**Work required**
Each line below should be quoted exactly, please.

Recorded data
--- Start ---

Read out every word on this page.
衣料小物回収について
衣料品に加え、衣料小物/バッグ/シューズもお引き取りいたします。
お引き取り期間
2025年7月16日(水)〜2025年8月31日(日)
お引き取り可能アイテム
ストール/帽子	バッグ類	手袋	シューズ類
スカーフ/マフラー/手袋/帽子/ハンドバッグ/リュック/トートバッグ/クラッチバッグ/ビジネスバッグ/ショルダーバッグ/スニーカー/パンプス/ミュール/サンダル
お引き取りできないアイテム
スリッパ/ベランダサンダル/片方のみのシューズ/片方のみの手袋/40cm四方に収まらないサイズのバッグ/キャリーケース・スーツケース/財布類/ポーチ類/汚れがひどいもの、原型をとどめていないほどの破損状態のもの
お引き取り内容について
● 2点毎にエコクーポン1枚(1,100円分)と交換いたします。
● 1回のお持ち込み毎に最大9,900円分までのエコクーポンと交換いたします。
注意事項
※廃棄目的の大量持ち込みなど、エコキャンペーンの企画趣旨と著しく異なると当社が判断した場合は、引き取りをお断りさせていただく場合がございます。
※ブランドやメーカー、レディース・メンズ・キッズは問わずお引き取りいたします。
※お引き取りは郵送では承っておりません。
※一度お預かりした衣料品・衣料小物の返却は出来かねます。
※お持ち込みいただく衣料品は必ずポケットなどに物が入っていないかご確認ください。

--- End ---

**Complete response**
Read out every word on this page.
衣料小物回収について
衣料品に加え、衣料小物/バッグ/シューズもお引き取りいたします。
お引き取り期間
2025年7月16日(水)〜2025年8月31日(日)
お引き取り可能アイテム
ストール/帽子	バッグ類	手袋	シューズ類
スカーフ/マフラー/手袋/帽子/ハンドバッグ/リュック/トートバッグ/クラッチバッグ/ビジネスバッグ/ショルダーバッグ/スニーカー/パンプス/ミュール/サンダル
お引き取りできないアイテム
スリッパ/ベランダサンダル/片方のみのシューズ/片方のみの手袋/40cm四方に収まらないサイズのバッグ/キャリーケース・スーツケース/財布類/ポーチ類/汚れがひどいもの、原型をとどめていないほどの破損状態のもの
お引き取り内容について
● 2点毎にエコクーポン1枚(1,100円分)と交換いたします。
● 1回のお持ち込み毎に最大9,900円分までのエコクーポンと交換いたします。
注意事項
※廃棄目的の大量持ち込みなど、エコキャンペーンの企画趣旨と著しく異なると当社が判断した場合は、引き取りをお断りさせていただく場合がございます。
※ブランドやメーカー、レディース・メンズ・キッズは問わずお引き取りいたします。
※お引き取りは郵送では承っておりません。
※一度お預かりした衣料品・衣料小物の返却は出来かねます。
※お持ち込みいただく衣料品は必ずポケットなどに物が入っていないかご確認ください。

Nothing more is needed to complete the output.